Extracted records

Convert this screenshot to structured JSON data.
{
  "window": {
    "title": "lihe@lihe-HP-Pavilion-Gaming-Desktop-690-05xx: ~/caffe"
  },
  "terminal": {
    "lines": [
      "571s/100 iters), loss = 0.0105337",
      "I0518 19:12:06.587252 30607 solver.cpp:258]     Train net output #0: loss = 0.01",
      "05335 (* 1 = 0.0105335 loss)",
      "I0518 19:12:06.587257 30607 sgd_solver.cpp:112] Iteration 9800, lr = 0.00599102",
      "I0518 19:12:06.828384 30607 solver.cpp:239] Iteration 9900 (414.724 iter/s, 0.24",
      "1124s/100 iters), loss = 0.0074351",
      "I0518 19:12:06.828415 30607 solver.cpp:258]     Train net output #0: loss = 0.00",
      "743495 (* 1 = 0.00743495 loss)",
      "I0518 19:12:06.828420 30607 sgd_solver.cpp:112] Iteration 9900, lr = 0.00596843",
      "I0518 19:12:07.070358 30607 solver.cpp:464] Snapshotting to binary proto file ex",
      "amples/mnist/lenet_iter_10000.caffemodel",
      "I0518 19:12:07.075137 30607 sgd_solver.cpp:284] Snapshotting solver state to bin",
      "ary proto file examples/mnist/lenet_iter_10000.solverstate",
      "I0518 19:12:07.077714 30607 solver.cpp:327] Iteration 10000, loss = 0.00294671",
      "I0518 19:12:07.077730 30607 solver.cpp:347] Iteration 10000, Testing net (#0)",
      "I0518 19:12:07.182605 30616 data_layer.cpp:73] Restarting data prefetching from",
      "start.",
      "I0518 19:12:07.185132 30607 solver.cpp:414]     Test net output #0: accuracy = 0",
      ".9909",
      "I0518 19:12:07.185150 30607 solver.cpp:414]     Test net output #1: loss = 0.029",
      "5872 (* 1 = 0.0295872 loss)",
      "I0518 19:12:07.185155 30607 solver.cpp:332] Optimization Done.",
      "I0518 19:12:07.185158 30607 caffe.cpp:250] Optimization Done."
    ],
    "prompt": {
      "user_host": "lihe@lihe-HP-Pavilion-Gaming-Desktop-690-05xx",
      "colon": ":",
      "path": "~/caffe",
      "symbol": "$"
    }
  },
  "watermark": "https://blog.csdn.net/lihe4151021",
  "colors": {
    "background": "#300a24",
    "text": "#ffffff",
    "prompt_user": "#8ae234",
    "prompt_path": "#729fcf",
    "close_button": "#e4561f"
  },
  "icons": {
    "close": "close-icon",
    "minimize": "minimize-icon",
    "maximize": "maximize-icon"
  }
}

• _To do_
Output all of the material exactly as written.

• _Complete response_
Convert this screenshot to structured JSON data.
{
  "window": {
    "title": "lihe@lihe-HP-Pavilion-Gaming-Desktop-690-05xx: ~/caffe"
  },
  "terminal": {
    "lines": [
      "571s/100 iters), loss = 0.0105337",
      "I0518 19:12:06.587252 30607 solver.cpp:258]     Train net output #0: loss = 0.01",
      "05335 (* 1 = 0.0105335 loss)",
      "I0518 19:12:06.587257 30607 sgd_solver.cpp:112] Iteration 9800, lr = 0.00599102",
      "I0518 19:12:06.828384 30607 solver.cpp:239] Iteration 9900 (414.724 iter/s, 0.24",
      "1124s/100 iters), loss = 0.0074351",
      "I0518 19:12:06.828415 30607 solver.cpp:258]     Train net output #0: loss = 0.00",
      "743495 (* 1 = 0.00743495 loss)",
      "I0518 19:12:06.828420 30607 sgd_solver.cpp:112] Iteration 9900, lr = 0.00596843",
      "I0518 19:12:07.070358 30607 solver.cpp:464] Snapshotting to binary proto file ex",
      "amples/mnist/lenet_iter_10000.caffemodel",
      "I0518 19:12:07.075137 30607 sgd_solver.cpp:284] Snapshotting solver state to bin",
      "ary proto file examples/mnist/lenet_iter_10000.solverstate",
      "I0518 19:12:07.077714 30607 solver.cpp:327] Iteration 10000, loss = 0.00294671",
      "I0518 19:12:07.077730 30607 solver.cpp:347] Iteration 10000, Testing net (#0)",
      "I0518 19:12:07.182605 30616 data_layer.cpp:73] Restarting data prefetching from",
      "start.",
      "I0518 19:12:07.185132 30607 solver.cpp:414]     Test net output #0: accuracy = 0",
      ".9909",
      "I0518 19:12:07.185150 30607 solver.cpp:414]     Test net output #1: loss = 0.029",
      "5872 (* 1 = 0.0295872 loss)",
      "I0518 19:12:07.185155 30607 solver.cpp:332] Optimization Done.",
      "I0518 19:12:07.185158 30607 caffe.cpp:250] Optimization Done."
    ],
    "prompt": {
      "user_host": "lihe@lihe-HP-Pavilion-Gaming-Desktop-690-05xx",
      "colon": ":",
      "path": "~/caffe",
      "symbol": "$"
    }
  },
  "watermark": "https://blog.csdn.net/lihe4151021",
  "colors": {
    "background": "#300a24",
    "text": "#ffffff",
    "prompt_user": "#8ae234",
    "prompt_path": "#729fcf",
    "close_button": "#e4561f"
  },
  "icons": {
    "close": "close-icon",
    "minimize": "minimize-icon",
    "maximize": "maximize-icon"
  }
}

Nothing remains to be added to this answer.